* **Work to do**:
Can you give all the records again without altering a single character?

* **Excerpted data**:
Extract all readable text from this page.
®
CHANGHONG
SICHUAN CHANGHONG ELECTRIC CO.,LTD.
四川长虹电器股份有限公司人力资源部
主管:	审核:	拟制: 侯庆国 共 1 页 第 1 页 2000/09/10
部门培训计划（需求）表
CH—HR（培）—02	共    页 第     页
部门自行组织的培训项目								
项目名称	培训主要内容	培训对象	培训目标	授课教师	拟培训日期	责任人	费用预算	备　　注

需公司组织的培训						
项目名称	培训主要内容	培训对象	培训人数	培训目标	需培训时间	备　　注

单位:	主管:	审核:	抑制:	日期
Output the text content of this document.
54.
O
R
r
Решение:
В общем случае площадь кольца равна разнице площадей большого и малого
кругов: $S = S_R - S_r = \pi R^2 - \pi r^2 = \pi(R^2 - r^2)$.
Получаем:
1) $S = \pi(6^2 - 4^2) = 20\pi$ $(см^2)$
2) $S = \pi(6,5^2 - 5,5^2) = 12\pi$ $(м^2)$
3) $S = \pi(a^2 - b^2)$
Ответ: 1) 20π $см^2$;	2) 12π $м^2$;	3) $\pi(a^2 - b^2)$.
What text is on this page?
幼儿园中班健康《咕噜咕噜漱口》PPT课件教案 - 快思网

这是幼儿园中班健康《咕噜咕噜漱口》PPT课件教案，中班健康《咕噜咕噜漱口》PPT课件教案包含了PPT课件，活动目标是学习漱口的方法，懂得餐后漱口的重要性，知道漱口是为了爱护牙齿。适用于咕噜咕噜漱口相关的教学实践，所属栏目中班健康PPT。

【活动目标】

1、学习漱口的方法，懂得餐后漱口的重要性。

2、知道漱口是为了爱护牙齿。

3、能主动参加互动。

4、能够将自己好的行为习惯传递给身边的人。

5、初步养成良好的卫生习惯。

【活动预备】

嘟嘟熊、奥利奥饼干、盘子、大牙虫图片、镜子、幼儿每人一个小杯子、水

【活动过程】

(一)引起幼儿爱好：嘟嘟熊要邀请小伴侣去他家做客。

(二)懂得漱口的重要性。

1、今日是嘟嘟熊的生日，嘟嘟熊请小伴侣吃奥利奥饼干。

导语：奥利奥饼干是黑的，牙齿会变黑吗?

* **Task output**:
Extract all readable text from this page.
®
CHANGHONG
SICHUAN CHANGHONG ELECTRIC CO.,LTD.
四川长虹电器股份有限公司人力资源部
主管:	审核:	拟制: 侯庆国 共 1 页 第 1 页 2000/09/10
部门培训计划（需求）表
CH—HR（培）—02	共    页 第     页
部门自行组织的培训项目								
项目名称	培训主要内容	培训对象	培训目标	授课教师	拟培训日期	责任人	费用预算	备　　注

需公司组织的培训						
项目名称	培训主要内容	培训对象	培训人数	培训目标	需培训时间	备　　注

单位:	主管:	审核:	抑制:	日期
Output the text content of this document.
54.
O
R
r
Решение:
В общем случае площадь кольца равна разнице площадей большого и малого
кругов: $S = S_R - S_r = \pi R^2 - \pi r^2 = \pi(R^2 - r^2)$.
Получаем:
1) $S = \pi(6^2 - 4^2) = 20\pi$ $(см^2)$
2) $S = \pi(6,5^2 - 5,5^2) = 12\pi$ $(м^2)$
3) $S = \pi(a^2 - b^2)$
Ответ: 1) 20π $см^2$;	2) 12π $м^2$;	3) $\pi(a^2 - b^2)$.
What text is on this page?
幼儿园中班健康《咕噜咕噜漱口》PPT课件教案 - 快思网

这是幼儿园中班健康《咕噜咕噜漱口》PPT课件教案，中班健康《咕噜咕噜漱口》PPT课件教案包含了PPT课件，活动目标是学习漱口的方法，懂得餐后漱口的重要性，知道漱口是为了爱护牙齿。适用于咕噜咕噜漱口相关的教学实践，所属栏目中班健康PPT。

【活动目标】

1、学习漱口的方法，懂得餐后漱口的重要性。

2、知道漱口是为了爱护牙齿。

3、能主动参加互动。

4、能够将自己好的行为习惯传递给身边的人。

5、初步养成良好的卫生习惯。

【活动预备】

嘟嘟熊、奥利奥饼干、盘子、大牙虫图片、镜子、幼儿每人一个小杯子、水

【活动过程】

(一)引起幼儿爱好：嘟嘟熊要邀请小伴侣去他家做客。

(二)懂得漱口的重要性。

1、今日是嘟嘟熊的生日，嘟嘟熊请小伴侣吃奥利奥饼干。

导语：奥利奥饼干是黑的，牙齿会变黑吗?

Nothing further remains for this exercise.